# EXERCISE PROMPT
Pick out the lines containing "name".

— start of DATA FOR THIS EXERCISE —

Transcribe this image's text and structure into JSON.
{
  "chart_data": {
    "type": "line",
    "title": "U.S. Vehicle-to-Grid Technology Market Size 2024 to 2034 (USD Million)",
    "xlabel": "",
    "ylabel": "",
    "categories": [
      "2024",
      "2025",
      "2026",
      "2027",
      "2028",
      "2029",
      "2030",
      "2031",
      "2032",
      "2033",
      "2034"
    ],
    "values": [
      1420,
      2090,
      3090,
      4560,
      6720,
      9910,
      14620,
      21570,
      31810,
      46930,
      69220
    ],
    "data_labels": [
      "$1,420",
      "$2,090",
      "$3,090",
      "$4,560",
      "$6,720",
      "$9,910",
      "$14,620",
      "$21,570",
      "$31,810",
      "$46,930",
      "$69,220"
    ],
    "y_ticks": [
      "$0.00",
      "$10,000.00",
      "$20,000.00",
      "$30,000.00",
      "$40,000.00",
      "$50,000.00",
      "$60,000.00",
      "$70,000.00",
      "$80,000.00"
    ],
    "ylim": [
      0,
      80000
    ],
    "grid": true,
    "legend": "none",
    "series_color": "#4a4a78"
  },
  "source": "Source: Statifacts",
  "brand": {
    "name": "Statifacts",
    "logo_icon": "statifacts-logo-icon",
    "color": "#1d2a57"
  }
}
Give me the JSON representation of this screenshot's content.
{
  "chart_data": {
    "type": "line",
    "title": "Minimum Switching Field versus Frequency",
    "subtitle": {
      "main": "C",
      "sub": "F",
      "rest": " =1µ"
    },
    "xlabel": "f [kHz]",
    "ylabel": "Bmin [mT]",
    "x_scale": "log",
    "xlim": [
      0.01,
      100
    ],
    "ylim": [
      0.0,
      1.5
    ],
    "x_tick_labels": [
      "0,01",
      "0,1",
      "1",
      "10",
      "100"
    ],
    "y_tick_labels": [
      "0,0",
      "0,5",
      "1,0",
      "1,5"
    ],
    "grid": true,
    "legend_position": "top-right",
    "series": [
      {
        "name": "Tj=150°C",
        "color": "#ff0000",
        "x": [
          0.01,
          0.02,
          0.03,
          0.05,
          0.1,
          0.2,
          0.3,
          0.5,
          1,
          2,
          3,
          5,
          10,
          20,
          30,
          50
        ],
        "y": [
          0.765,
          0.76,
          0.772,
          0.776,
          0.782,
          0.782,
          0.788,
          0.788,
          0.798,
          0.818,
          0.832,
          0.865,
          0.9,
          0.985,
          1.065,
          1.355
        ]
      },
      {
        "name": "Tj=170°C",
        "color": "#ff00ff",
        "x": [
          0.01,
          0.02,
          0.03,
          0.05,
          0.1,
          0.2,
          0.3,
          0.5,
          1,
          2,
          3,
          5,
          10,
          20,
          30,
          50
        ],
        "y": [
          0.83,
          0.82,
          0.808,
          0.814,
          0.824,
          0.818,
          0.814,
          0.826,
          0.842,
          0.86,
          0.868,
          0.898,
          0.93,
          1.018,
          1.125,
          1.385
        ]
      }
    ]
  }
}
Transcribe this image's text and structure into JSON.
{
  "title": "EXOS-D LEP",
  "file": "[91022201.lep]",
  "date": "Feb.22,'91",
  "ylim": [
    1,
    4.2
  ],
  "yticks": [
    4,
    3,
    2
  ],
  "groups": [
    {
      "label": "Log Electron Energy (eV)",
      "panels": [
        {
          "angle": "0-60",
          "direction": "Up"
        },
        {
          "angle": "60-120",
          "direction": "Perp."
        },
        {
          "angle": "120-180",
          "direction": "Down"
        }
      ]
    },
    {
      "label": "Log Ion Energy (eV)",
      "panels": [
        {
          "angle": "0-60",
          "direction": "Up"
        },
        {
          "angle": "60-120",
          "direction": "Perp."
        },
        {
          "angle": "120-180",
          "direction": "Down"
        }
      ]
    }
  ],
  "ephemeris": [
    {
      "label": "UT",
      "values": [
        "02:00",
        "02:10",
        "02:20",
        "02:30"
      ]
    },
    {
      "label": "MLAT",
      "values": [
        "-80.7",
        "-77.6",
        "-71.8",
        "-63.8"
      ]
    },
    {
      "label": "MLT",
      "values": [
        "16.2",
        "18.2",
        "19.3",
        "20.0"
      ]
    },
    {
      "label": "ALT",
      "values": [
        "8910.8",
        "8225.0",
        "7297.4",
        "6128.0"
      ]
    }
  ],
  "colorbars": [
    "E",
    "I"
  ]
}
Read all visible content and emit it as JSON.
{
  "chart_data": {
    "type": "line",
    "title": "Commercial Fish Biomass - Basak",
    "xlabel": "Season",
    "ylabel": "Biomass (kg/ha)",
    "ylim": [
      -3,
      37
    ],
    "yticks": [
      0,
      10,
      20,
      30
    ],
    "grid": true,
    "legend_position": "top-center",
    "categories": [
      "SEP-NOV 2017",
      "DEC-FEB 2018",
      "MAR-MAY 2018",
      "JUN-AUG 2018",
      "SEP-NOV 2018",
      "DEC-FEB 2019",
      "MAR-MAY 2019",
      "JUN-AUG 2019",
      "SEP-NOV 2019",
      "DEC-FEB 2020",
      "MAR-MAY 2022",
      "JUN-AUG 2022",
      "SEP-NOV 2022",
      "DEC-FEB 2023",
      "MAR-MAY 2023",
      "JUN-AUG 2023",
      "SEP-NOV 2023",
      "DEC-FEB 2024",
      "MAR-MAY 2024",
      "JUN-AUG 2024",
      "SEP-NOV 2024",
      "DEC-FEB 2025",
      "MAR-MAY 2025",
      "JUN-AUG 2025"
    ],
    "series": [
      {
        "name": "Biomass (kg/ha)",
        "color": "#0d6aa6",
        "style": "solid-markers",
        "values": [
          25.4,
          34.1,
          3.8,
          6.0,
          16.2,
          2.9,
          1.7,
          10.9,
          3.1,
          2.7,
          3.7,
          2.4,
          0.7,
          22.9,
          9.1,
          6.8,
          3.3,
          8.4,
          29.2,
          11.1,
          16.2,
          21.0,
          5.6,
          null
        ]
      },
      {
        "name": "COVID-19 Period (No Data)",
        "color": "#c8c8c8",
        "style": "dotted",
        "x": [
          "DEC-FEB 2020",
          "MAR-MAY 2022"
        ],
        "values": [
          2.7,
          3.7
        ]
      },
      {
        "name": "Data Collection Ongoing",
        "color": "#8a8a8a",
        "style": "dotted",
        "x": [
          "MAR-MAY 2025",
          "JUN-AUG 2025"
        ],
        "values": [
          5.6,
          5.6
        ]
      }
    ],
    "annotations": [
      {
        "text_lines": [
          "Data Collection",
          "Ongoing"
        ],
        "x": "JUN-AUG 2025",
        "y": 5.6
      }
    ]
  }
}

— end of DATA FOR THIS EXERCISE —

# COMPLETE OUTPUT
    "name": "Statifacts",
        "name": "Tj=150°C",
        "name": "Tj=170°C",
        "name": "Biomass (kg/ha)",
        "name": "COVID-19 Period (No Data)",
        "name": "Data Collection Ongoing",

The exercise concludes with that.